> _EXERCISE DIRECTIONS_: Change every "sub-bullet" in the data below to "bullet-item", leaving everything else as it is.

> _DATA SECTION_:
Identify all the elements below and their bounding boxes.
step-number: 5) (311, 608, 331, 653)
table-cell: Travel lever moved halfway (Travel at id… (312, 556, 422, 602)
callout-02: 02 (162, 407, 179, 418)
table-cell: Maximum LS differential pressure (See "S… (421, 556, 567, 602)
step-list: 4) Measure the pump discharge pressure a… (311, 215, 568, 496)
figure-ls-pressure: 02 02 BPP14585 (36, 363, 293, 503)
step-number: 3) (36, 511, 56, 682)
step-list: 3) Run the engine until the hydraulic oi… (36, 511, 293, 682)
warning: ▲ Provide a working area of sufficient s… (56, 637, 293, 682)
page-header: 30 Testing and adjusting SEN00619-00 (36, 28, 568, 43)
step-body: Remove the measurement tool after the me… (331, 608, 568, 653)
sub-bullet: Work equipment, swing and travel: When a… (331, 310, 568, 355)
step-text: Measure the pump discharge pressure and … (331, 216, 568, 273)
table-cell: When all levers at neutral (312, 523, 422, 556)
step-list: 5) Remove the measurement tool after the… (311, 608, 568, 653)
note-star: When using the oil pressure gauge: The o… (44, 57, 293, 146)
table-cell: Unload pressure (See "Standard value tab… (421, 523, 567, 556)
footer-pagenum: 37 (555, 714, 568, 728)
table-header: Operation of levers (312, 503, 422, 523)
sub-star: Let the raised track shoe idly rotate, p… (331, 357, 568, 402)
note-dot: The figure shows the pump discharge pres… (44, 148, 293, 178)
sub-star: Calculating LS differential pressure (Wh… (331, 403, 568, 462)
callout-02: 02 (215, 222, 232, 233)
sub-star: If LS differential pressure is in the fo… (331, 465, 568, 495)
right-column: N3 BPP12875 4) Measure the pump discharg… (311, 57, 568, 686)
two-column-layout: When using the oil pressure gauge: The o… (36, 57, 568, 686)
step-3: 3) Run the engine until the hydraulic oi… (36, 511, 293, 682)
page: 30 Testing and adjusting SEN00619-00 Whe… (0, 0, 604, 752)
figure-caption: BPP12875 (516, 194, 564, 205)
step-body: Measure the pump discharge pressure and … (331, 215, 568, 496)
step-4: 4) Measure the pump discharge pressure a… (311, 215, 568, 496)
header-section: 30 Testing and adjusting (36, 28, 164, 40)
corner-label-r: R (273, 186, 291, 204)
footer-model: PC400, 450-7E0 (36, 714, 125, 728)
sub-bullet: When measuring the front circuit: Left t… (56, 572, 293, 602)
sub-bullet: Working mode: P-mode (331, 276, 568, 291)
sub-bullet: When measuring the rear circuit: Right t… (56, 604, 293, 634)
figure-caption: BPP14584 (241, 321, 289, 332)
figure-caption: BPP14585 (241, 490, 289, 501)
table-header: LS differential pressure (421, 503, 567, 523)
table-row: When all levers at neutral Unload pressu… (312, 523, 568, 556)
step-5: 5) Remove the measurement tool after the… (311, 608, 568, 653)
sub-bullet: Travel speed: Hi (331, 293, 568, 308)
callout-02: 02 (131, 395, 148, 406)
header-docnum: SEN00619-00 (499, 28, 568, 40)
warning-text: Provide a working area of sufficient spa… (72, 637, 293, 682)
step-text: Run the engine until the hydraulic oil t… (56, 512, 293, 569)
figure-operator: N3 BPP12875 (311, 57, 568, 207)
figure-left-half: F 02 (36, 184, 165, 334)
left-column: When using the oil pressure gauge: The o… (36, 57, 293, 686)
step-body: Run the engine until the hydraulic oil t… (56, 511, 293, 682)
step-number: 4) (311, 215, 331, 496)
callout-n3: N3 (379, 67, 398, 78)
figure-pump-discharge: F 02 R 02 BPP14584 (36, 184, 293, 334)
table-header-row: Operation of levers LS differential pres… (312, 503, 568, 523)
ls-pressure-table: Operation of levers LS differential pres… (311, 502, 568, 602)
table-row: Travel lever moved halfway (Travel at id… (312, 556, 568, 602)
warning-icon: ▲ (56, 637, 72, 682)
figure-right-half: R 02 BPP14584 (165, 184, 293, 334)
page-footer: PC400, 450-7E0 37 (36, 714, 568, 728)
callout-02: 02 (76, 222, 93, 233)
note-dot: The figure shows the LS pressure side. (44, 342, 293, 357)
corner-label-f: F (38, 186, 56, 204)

> _RESULT FOR THIS EXERCISE_:
Identify all the elements below and their bounding boxes.
step-number: 5) (311, 608, 331, 653)
table-cell: Travel lever moved halfway (Travel at id… (312, 556, 422, 602)
callout-02: 02 (162, 407, 179, 418)
table-cell: Maximum LS differential pressure (See "S… (421, 556, 567, 602)
step-list: 4) Measure the pump discharge pressure a… (311, 215, 568, 496)
figure-ls-pressure: 02 02 BPP14585 (36, 363, 293, 503)
step-number: 3) (36, 511, 56, 682)
step-list: 3) Run the engine until the hydraulic oi… (36, 511, 293, 682)
warning: ▲ Provide a working area of sufficient s… (56, 637, 293, 682)
page-header: 30 Testing and adjusting SEN00619-00 (36, 28, 568, 43)
step-body: Remove the measurement tool after the me… (331, 608, 568, 653)
bullet-item: Work equipment, swing and travel: When a… (331, 310, 568, 355)
step-text: Measure the pump discharge pressure and … (331, 216, 568, 273)
table-cell: When all levers at neutral (312, 523, 422, 556)
step-list: 5) Remove the measurement tool after the… (311, 608, 568, 653)
note-star: When using the oil pressure gauge: The o… (44, 57, 293, 146)
table-cell: Unload pressure (See "Standard value tab… (421, 523, 567, 556)
footer-pagenum: 37 (555, 714, 568, 728)
table-header: Operation of levers (312, 503, 422, 523)
sub-star: Let the raised track shoe idly rotate, p… (331, 357, 568, 402)
note-dot: The figure shows the pump discharge pres… (44, 148, 293, 178)
sub-star: Calculating LS differential pressure (Wh… (331, 403, 568, 462)
callout-02: 02 (215, 222, 232, 233)
sub-star: If LS differential pressure is in the fo… (331, 465, 568, 495)
right-column: N3 BPP12875 4) Measure the pump discharg… (311, 57, 568, 686)
two-column-layout: When using the oil pressure gauge: The o… (36, 57, 568, 686)
step-3: 3) Run the engine until the hydraulic oi… (36, 511, 293, 682)
page: 30 Testing and adjusting SEN00619-00 Whe… (0, 0, 604, 752)
figure-caption: BPP12875 (516, 194, 564, 205)
step-body: Measure the pump discharge pressure and … (331, 215, 568, 496)
step-4: 4) Measure the pump discharge pressure a… (311, 215, 568, 496)
header-section: 30 Testing and adjusting (36, 28, 164, 40)
corner-label-r: R (273, 186, 291, 204)
footer-model: PC400, 450-7E0 (36, 714, 125, 728)
bullet-item: When measuring the front circuit: Left t… (56, 572, 293, 602)
bullet-item: Working mode: P-mode (331, 276, 568, 291)
bullet-item: When measuring the rear circuit: Right t… (56, 604, 293, 634)
figure-caption: BPP14584 (241, 321, 289, 332)
figure-caption: BPP14585 (241, 490, 289, 501)
table-header: LS differential pressure (421, 503, 567, 523)
table-row: When all levers at neutral Unload pressu… (312, 523, 568, 556)
step-5: 5) Remove the measurement tool after the… (311, 608, 568, 653)
bullet-item: Travel speed: Hi (331, 293, 568, 308)
callout-02: 02 (131, 395, 148, 406)
header-docnum: SEN00619-00 (499, 28, 568, 40)
warning-text: Provide a working area of sufficient spa… (72, 637, 293, 682)
step-text: Run the engine until the hydraulic oil t… (56, 512, 293, 569)
figure-operator: N3 BPP12875 (311, 57, 568, 207)
figure-left-half: F 02 (36, 184, 165, 334)
left-column: When using the oil pressure gauge: The o… (36, 57, 293, 686)
step-body: Run the engine until the hydraulic oil t… (56, 511, 293, 682)
step-number: 4) (311, 215, 331, 496)
callout-n3: N3 (379, 67, 398, 78)
figure-pump-discharge: F 02 R 02 BPP14584 (36, 184, 293, 334)
table-header-row: Operation of levers LS differential pres… (312, 503, 568, 523)
ls-pressure-table: Operation of levers LS differential pres… (311, 502, 568, 602)
table-row: Travel lever moved halfway (Travel at id… (312, 556, 568, 602)
warning-icon: ▲ (56, 637, 72, 682)
figure-right-half: R 02 BPP14584 (165, 184, 293, 334)
page-footer: PC400, 450-7E0 37 (36, 714, 568, 728)
callout-02: 02 (76, 222, 93, 233)
note-dot: The figure shows the LS pressure side. (44, 342, 293, 357)
corner-label-f: F (38, 186, 56, 204)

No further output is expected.